**What is needed:**
Gather each line of the records where "this" appears.

**Source records:**
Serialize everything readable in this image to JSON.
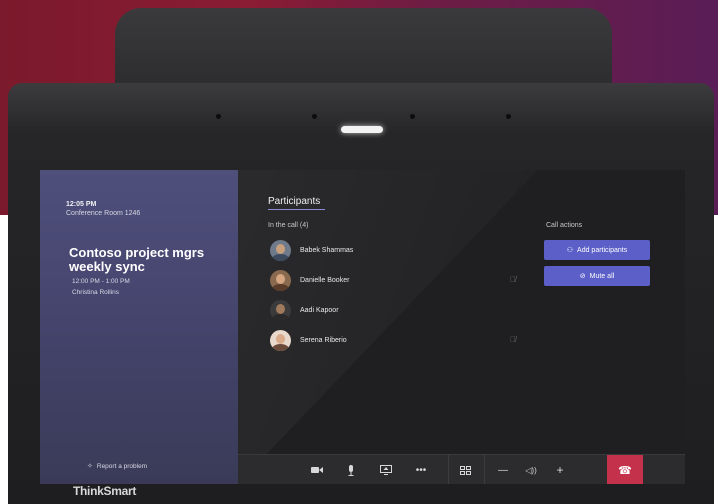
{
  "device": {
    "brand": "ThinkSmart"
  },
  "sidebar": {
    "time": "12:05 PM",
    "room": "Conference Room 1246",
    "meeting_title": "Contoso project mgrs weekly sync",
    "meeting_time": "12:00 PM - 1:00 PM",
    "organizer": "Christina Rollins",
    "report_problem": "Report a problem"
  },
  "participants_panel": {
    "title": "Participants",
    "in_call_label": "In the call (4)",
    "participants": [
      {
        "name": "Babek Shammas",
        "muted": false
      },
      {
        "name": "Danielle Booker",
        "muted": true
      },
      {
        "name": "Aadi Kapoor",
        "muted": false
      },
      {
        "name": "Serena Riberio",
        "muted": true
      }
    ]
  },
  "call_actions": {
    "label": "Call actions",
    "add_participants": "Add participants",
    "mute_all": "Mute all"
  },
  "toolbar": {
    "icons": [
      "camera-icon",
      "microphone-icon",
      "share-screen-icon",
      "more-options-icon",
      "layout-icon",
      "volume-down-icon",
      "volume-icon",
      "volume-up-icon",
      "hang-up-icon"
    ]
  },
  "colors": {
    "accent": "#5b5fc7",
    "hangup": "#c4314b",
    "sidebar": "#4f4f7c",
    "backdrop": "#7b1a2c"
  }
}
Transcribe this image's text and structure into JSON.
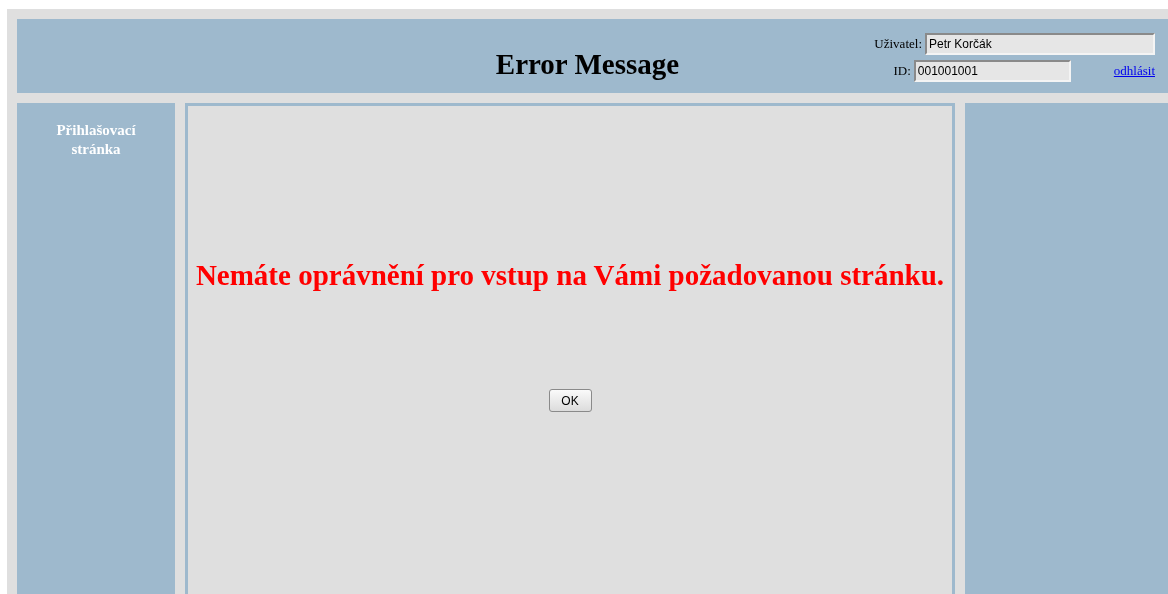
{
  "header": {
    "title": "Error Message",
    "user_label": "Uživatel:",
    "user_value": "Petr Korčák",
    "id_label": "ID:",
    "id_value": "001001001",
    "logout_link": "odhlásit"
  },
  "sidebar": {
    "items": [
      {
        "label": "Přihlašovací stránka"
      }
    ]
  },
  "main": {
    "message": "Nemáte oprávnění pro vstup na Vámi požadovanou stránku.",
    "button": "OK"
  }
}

**Correct response:**
Serialize everything readable in this image to JSON.
Transcribe this image's text and structure into JSON.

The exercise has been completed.